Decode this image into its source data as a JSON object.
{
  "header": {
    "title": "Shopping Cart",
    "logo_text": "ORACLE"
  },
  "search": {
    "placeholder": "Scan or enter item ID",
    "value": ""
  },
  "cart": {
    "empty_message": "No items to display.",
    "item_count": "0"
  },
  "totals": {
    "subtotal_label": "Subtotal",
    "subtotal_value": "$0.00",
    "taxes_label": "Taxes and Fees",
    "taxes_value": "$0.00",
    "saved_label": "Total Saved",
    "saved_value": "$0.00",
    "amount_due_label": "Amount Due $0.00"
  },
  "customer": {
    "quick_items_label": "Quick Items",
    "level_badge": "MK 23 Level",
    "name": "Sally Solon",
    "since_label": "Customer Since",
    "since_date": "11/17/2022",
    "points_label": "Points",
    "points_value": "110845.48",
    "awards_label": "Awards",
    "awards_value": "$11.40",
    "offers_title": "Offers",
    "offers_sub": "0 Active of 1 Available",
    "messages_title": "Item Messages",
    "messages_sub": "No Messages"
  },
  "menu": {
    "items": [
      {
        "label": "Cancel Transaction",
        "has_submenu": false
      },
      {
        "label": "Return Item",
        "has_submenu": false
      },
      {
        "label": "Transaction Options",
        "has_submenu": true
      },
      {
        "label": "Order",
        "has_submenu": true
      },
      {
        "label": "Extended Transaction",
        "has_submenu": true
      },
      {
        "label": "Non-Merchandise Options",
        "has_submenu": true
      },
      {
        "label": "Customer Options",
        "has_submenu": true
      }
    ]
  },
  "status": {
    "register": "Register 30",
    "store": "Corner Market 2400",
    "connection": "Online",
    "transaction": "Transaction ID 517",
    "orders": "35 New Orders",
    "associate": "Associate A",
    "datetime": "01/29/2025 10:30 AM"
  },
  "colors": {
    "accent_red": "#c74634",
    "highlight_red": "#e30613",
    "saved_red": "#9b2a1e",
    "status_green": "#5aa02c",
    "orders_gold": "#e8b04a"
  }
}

+ + + +

Reproduce the entire listing word for word.

**SOLUTION:**
Decode this image into its source data as a JSON object.
{
  "header": {
    "title": "Shopping Cart",
    "logo_text": "ORACLE"
  },
  "search": {
    "placeholder": "Scan or enter item ID",
    "value": ""
  },
  "cart": {
    "empty_message": "No items to display.",
    "item_count": "0"
  },
  "totals": {
    "subtotal_label": "Subtotal",
    "subtotal_value": "$0.00",
    "taxes_label": "Taxes and Fees",
    "taxes_value": "$0.00",
    "saved_label": "Total Saved",
    "saved_value": "$0.00",
    "amount_due_label": "Amount Due $0.00"
  },
  "customer": {
    "quick_items_label": "Quick Items",
    "level_badge": "MK 23 Level",
    "name": "Sally Solon",
    "since_label": "Customer Since",
    "since_date": "11/17/2022",
    "points_label": "Points",
    "points_value": "110845.48",
    "awards_label": "Awards",
    "awards_value": "$11.40",
    "offers_title": "Offers",
    "offers_sub": "0 Active of 1 Available",
    "messages_title": "Item Messages",
    "messages_sub": "No Messages"
  },
  "menu": {
    "items": [
      {
        "label": "Cancel Transaction",
        "has_submenu": false
      },
      {
        "label": "Return Item",
        "has_submenu": false
      },
      {
        "label": "Transaction Options",
        "has_submenu": true
      },
      {
        "label": "Order",
        "has_submenu": true
      },
      {
        "label": "Extended Transaction",
        "has_submenu": true
      },
      {
        "label": "Non-Merchandise Options",
        "has_submenu": true
      },
      {
        "label": "Customer Options",
        "has_submenu": true
      }
    ]
  },
  "status": {
    "register": "Register 30",
    "store": "Corner Market 2400",
    "connection": "Online",
    "transaction": "Transaction ID 517",
    "orders": "35 New Orders",
    "associate": "Associate A",
    "datetime": "01/29/2025 10:30 AM"
  },
  "colors": {
    "accent_red": "#c74634",
    "highlight_red": "#e30613",
    "saved_red": "#9b2a1e",
    "status_green": "#5aa02c",
    "orders_gold": "#e8b04a"
  }
}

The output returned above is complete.